Leave out the pictures and restate the rest of the data exactly.

[Data entries]
·····

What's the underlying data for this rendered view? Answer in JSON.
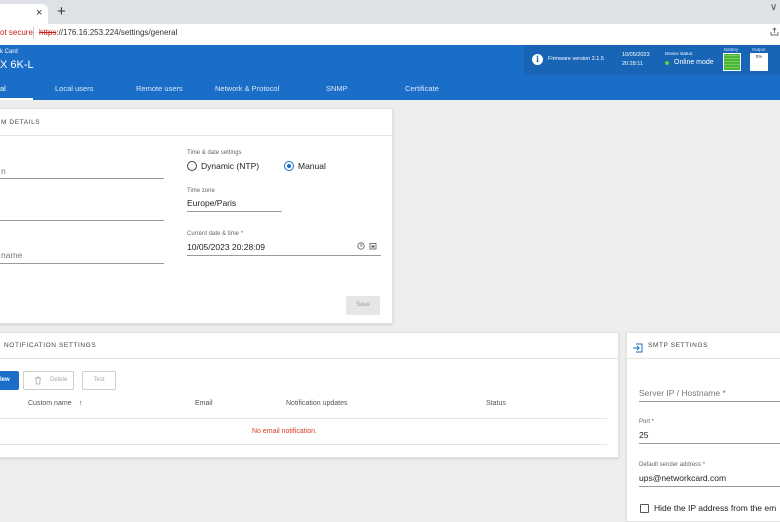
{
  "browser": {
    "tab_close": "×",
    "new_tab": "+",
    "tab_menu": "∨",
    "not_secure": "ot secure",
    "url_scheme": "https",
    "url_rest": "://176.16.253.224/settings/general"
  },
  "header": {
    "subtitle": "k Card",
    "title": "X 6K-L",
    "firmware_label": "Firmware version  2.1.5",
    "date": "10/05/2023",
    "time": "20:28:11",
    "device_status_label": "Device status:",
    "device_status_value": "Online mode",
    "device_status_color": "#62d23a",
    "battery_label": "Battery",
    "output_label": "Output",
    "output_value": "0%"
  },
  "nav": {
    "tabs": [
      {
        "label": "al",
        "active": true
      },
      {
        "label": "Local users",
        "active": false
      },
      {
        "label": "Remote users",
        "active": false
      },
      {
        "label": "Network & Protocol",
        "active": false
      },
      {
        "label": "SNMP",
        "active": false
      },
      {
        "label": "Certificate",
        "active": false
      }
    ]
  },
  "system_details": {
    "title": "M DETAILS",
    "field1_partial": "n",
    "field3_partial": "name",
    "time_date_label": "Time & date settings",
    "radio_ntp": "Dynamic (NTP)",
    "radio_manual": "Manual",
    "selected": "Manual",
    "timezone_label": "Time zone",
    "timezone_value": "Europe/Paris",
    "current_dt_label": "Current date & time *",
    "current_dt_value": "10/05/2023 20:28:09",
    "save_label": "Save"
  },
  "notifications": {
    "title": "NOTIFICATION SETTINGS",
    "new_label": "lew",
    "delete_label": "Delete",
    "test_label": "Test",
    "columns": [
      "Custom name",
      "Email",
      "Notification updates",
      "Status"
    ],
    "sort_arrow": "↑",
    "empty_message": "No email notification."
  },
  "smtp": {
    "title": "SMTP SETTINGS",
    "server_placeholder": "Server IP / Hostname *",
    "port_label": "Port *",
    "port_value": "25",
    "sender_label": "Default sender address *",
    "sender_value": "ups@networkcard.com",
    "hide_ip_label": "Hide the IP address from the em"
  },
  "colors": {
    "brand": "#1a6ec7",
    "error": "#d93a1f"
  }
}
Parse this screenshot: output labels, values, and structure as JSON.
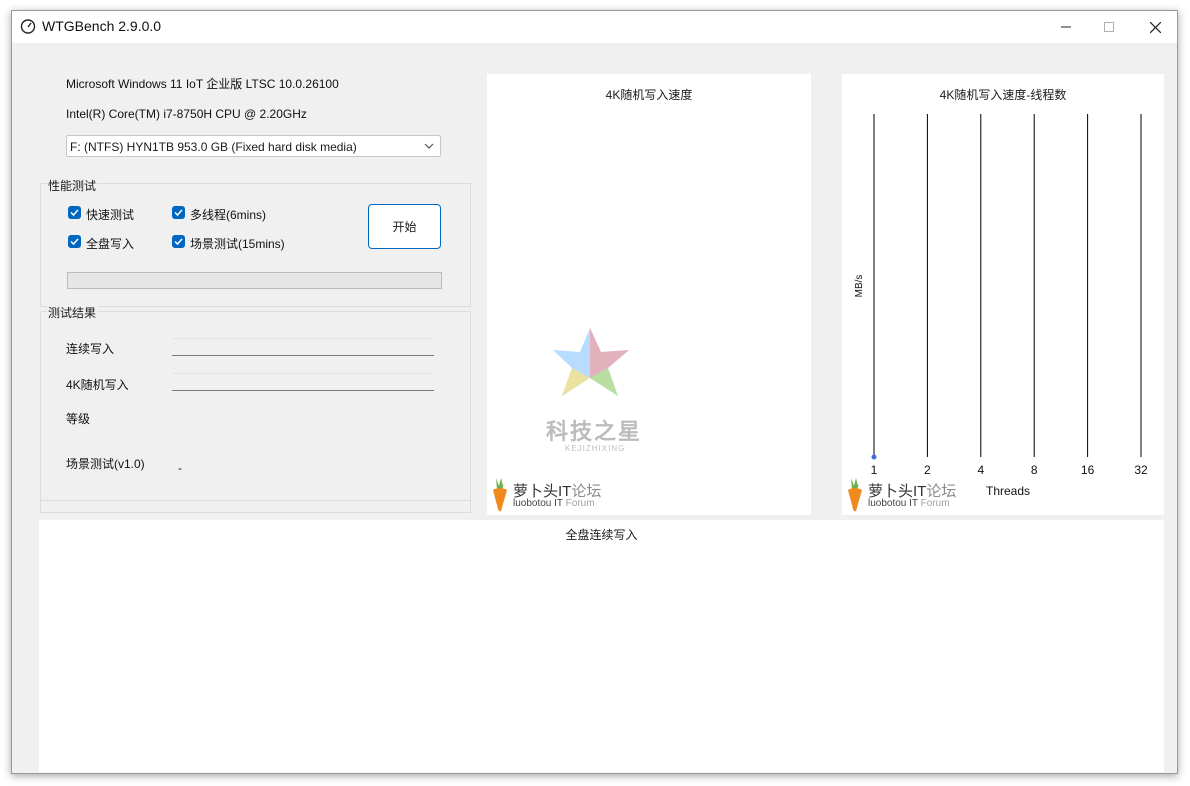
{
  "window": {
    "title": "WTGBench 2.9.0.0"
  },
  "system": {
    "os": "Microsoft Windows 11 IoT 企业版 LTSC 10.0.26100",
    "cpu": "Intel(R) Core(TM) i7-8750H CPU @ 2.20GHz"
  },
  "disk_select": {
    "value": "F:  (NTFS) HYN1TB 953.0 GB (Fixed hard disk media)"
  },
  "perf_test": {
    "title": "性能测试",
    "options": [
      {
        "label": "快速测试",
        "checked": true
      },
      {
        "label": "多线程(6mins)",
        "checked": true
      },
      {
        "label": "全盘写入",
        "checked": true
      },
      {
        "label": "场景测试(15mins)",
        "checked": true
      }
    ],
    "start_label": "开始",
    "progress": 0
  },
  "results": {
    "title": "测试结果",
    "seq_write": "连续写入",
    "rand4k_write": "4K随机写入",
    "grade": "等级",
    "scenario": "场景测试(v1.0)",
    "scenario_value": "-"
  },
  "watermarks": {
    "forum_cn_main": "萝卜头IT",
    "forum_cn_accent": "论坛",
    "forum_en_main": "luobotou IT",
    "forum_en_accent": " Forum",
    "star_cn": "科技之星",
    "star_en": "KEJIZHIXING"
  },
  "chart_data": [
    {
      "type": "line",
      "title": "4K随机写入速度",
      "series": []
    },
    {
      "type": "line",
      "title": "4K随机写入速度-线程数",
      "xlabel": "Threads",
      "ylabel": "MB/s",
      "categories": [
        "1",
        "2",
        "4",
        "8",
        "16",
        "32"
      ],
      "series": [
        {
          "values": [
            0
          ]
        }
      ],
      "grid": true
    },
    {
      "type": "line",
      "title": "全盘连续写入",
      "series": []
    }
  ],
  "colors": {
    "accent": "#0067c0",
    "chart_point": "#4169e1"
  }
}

·····

Solution to this exercise:
What's the underlying data for this rendered view? Answer in JSON.
{
  "browser": {
    "tab_close": "×",
    "new_tab": "+",
    "tab_menu": "∨",
    "not_secure": "ot secure",
    "url_scheme": "https",
    "url_rest": "://176.16.253.224/settings/general"
  },
  "header": {
    "subtitle": "k Card",
    "title": "X 6K-L",
    "firmware_label": "Firmware version  2.1.5",
    "date": "10/05/2023",
    "time": "20:28:11",
    "device_status_label": "Device status:",
    "device_status_value": "Online mode",
    "device_status_color": "#62d23a",
    "battery_label": "Battery",
    "output_label": "Output",
    "output_value": "0%"
  },
  "nav": {
    "tabs": [
      {
        "label": "al",
        "active": true
      },
      {
        "label": "Local users",
        "active": false
      },
      {
        "label": "Remote users",
        "active": false
      },
      {
        "label": "Network & Protocol",
        "active": false
      },
      {
        "label": "SNMP",
        "active": false
      },
      {
        "label": "Certificate",
        "active": false
      }
    ]
  },
  "system_details": {
    "title": "M DETAILS",
    "field1_partial": "n",
    "field3_partial": "name",
    "time_date_label": "Time & date settings",
    "radio_ntp": "Dynamic (NTP)",
    "radio_manual": "Manual",
    "selected": "Manual",
    "timezone_label": "Time zone",
    "timezone_value": "Europe/Paris",
    "current_dt_label": "Current date & time *",
    "current_dt_value": "10/05/2023 20:28:09",
    "save_label": "Save"
  },
  "notifications": {
    "title": "NOTIFICATION SETTINGS",
    "new_label": "lew",
    "delete_label": "Delete",
    "test_label": "Test",
    "columns": [
      "Custom name",
      "Email",
      "Notification updates",
      "Status"
    ],
    "sort_arrow": "↑",
    "empty_message": "No email notification."
  },
  "smtp": {
    "title": "SMTP SETTINGS",
    "server_placeholder": "Server IP / Hostname *",
    "port_label": "Port *",
    "port_value": "25",
    "sender_label": "Default sender address *",
    "sender_value": "ups@networkcard.com",
    "hide_ip_label": "Hide the IP address from the em"
  },
  "colors": {
    "brand": "#1a6ec7",
    "error": "#d93a1f"
  }
}
Parse this screenshot: output labels, values, and structure as JSON.
{
  "window": {
    "title": "WTGBench 2.9.0.0"
  },
  "system": {
    "os": "Microsoft Windows 11 IoT 企业版 LTSC 10.0.26100",
    "cpu": "Intel(R) Core(TM) i7-8750H CPU @ 2.20GHz"
  },
  "disk_select": {
    "value": "F:  (NTFS) HYN1TB 953.0 GB (Fixed hard disk media)"
  },
  "perf_test": {
    "title": "性能测试",
    "options": [
      {
        "label": "快速测试",
        "checked": true
      },
      {
        "label": "多线程(6mins)",
        "checked": true
      },
      {
        "label": "全盘写入",
        "checked": true
      },
      {
        "label": "场景测试(15mins)",
        "checked": true
      }
    ],
    "start_label": "开始",
    "progress": 0
  },
  "results": {
    "title": "测试结果",
    "seq_write": "连续写入",
    "rand4k_write": "4K随机写入",
    "grade": "等级",
    "scenario": "场景测试(v1.0)",
    "scenario_value": "-"
  },
  "watermarks": {
    "forum_cn_main": "萝卜头IT",
    "forum_cn_accent": "论坛",
    "forum_en_main": "luobotou IT",
    "forum_en_accent": " Forum",
    "star_cn": "科技之星",
    "star_en": "KEJIZHIXING"
  },
  "chart_data": [
    {
      "type": "line",
      "title": "4K随机写入速度",
      "series": []
    },
    {
      "type": "line",
      "title": "4K随机写入速度-线程数",
      "xlabel": "Threads",
      "ylabel": "MB/s",
      "categories": [
        "1",
        "2",
        "4",
        "8",
        "16",
        "32"
      ],
      "series": [
        {
          "values": [
            0
          ]
        }
      ],
      "grid": true
    },
    {
      "type": "line",
      "title": "全盘连续写入",
      "series": []
    }
  ],
  "colors": {
    "accent": "#0067c0",
    "chart_point": "#4169e1"
  }
}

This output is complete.